- [Exercise]
Write out the entries below once more, exactly, with the pictures left out.
□ □ □ □ □ □ □
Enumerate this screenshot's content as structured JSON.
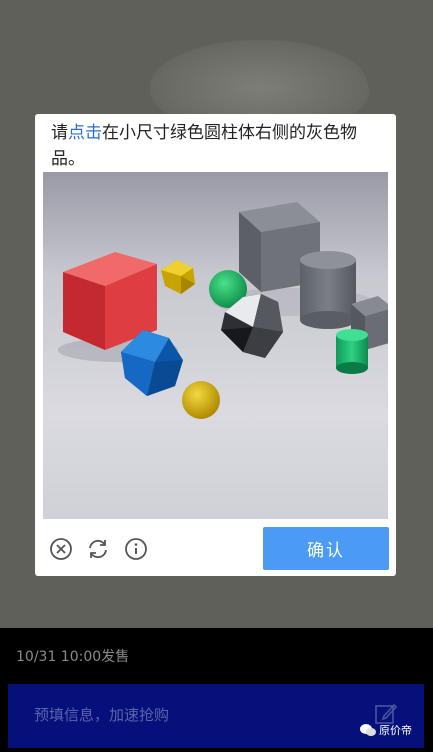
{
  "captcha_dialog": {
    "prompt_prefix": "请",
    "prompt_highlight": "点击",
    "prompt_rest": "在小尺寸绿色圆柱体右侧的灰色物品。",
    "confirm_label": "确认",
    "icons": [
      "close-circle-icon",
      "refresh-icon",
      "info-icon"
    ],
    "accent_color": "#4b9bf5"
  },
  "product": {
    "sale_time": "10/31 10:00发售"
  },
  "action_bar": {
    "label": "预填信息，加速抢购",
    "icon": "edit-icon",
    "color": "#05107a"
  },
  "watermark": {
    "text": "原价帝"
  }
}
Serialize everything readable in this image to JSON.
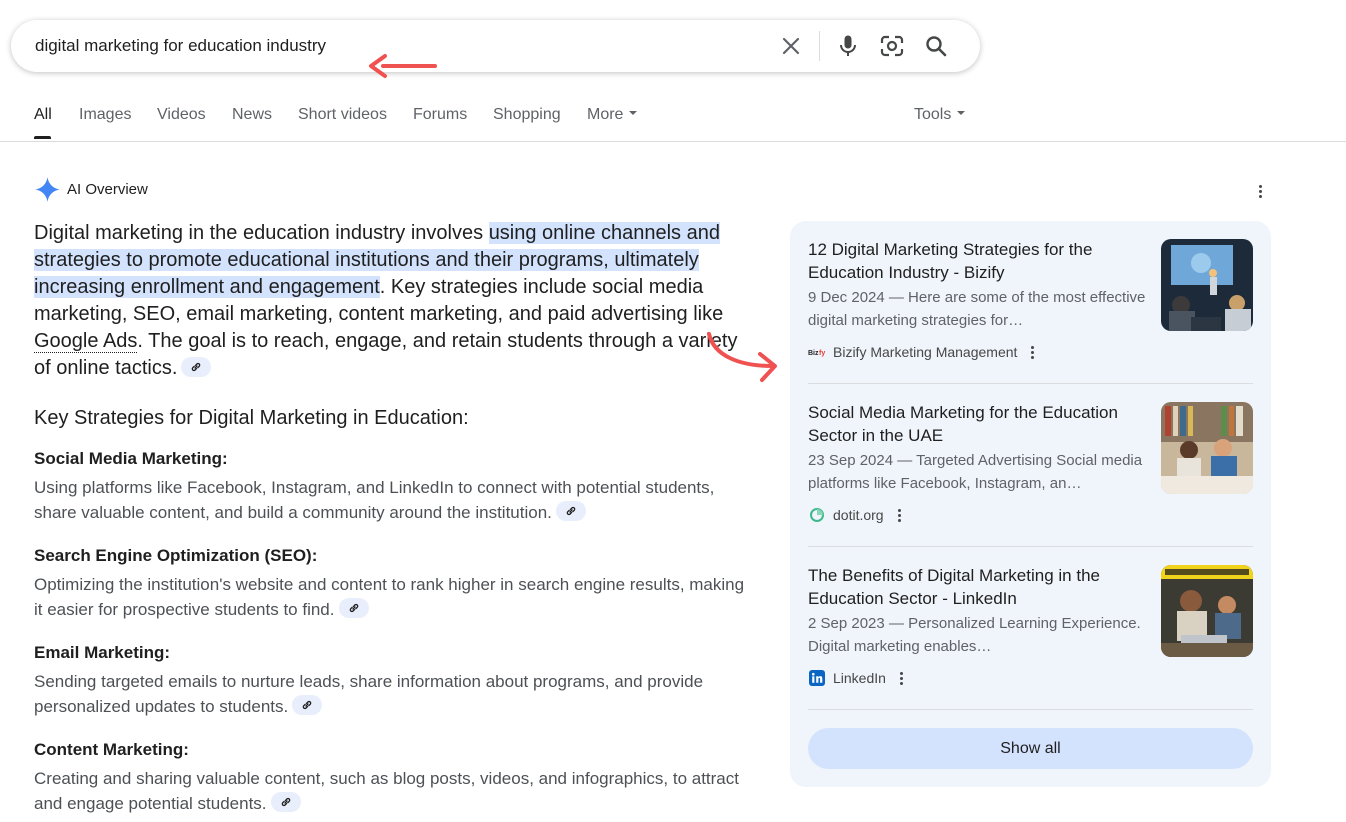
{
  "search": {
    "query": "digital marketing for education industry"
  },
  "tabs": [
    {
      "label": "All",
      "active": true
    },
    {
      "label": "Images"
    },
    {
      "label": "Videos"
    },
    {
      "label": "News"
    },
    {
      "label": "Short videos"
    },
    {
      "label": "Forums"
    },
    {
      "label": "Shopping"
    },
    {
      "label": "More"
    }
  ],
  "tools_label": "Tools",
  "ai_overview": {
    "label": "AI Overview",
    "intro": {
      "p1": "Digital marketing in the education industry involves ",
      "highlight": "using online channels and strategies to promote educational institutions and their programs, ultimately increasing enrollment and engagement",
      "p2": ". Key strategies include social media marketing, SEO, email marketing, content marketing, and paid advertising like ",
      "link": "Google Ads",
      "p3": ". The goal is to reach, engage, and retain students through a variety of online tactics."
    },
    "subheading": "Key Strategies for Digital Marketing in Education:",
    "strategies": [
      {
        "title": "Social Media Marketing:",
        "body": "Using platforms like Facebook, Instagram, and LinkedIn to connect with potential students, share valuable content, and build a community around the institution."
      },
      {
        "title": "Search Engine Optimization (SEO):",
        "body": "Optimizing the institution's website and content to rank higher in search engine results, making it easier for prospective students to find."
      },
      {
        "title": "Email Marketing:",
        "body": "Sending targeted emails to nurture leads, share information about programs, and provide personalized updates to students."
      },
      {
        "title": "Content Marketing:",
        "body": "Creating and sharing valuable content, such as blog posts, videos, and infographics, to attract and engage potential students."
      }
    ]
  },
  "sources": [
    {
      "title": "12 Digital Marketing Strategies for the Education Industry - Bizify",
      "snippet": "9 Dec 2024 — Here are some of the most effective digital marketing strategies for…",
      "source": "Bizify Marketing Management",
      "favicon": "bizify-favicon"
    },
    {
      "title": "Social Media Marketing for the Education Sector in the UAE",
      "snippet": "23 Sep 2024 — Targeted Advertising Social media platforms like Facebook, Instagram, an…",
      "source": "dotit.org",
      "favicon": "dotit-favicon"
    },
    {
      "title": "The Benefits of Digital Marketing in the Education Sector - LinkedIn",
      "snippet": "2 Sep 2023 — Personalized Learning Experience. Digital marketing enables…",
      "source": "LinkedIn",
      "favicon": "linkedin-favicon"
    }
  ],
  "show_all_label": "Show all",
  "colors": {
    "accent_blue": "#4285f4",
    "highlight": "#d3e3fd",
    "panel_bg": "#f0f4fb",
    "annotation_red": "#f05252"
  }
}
□ □ □ □ □ □ □
- [Reply to the task]
Enumerate this screenshot's content as structured JSON.
{
  "captcha_dialog": {
    "prompt_prefix": "请",
    "prompt_highlight": "点击",
    "prompt_rest": "在小尺寸绿色圆柱体右侧的灰色物品。",
    "confirm_label": "确认",
    "icons": [
      "close-circle-icon",
      "refresh-icon",
      "info-icon"
    ],
    "accent_color": "#4b9bf5"
  },
  "product": {
    "sale_time": "10/31 10:00发售"
  },
  "action_bar": {
    "label": "预填信息，加速抢购",
    "icon": "edit-icon",
    "color": "#05107a"
  },
  "watermark": {
    "text": "原价帝"
  }
}
Serialize everything readable in this image to JSON.
{
  "search": {
    "query": "digital marketing for education industry"
  },
  "tabs": [
    {
      "label": "All",
      "active": true
    },
    {
      "label": "Images"
    },
    {
      "label": "Videos"
    },
    {
      "label": "News"
    },
    {
      "label": "Short videos"
    },
    {
      "label": "Forums"
    },
    {
      "label": "Shopping"
    },
    {
      "label": "More"
    }
  ],
  "tools_label": "Tools",
  "ai_overview": {
    "label": "AI Overview",
    "intro": {
      "p1": "Digital marketing in the education industry involves ",
      "highlight": "using online channels and strategies to promote educational institutions and their programs, ultimately increasing enrollment and engagement",
      "p2": ". Key strategies include social media marketing, SEO, email marketing, content marketing, and paid advertising like ",
      "link": "Google Ads",
      "p3": ". The goal is to reach, engage, and retain students through a variety of online tactics."
    },
    "subheading": "Key Strategies for Digital Marketing in Education:",
    "strategies": [
      {
        "title": "Social Media Marketing:",
        "body": "Using platforms like Facebook, Instagram, and LinkedIn to connect with potential students, share valuable content, and build a community around the institution."
      },
      {
        "title": "Search Engine Optimization (SEO):",
        "body": "Optimizing the institution's website and content to rank higher in search engine results, making it easier for prospective students to find."
      },
      {
        "title": "Email Marketing:",
        "body": "Sending targeted emails to nurture leads, share information about programs, and provide personalized updates to students."
      },
      {
        "title": "Content Marketing:",
        "body": "Creating and sharing valuable content, such as blog posts, videos, and infographics, to attract and engage potential students."
      }
    ]
  },
  "sources": [
    {
      "title": "12 Digital Marketing Strategies for the Education Industry - Bizify",
      "snippet": "9 Dec 2024 — Here are some of the most effective digital marketing strategies for…",
      "source": "Bizify Marketing Management",
      "favicon": "bizify-favicon"
    },
    {
      "title": "Social Media Marketing for the Education Sector in the UAE",
      "snippet": "23 Sep 2024 — Targeted Advertising Social media platforms like Facebook, Instagram, an…",
      "source": "dotit.org",
      "favicon": "dotit-favicon"
    },
    {
      "title": "The Benefits of Digital Marketing in the Education Sector - LinkedIn",
      "snippet": "2 Sep 2023 — Personalized Learning Experience. Digital marketing enables…",
      "source": "LinkedIn",
      "favicon": "linkedin-favicon"
    }
  ],
  "show_all_label": "Show all",
  "colors": {
    "accent_blue": "#4285f4",
    "highlight": "#d3e3fd",
    "panel_bg": "#f0f4fb",
    "annotation_red": "#f05252"
  }
}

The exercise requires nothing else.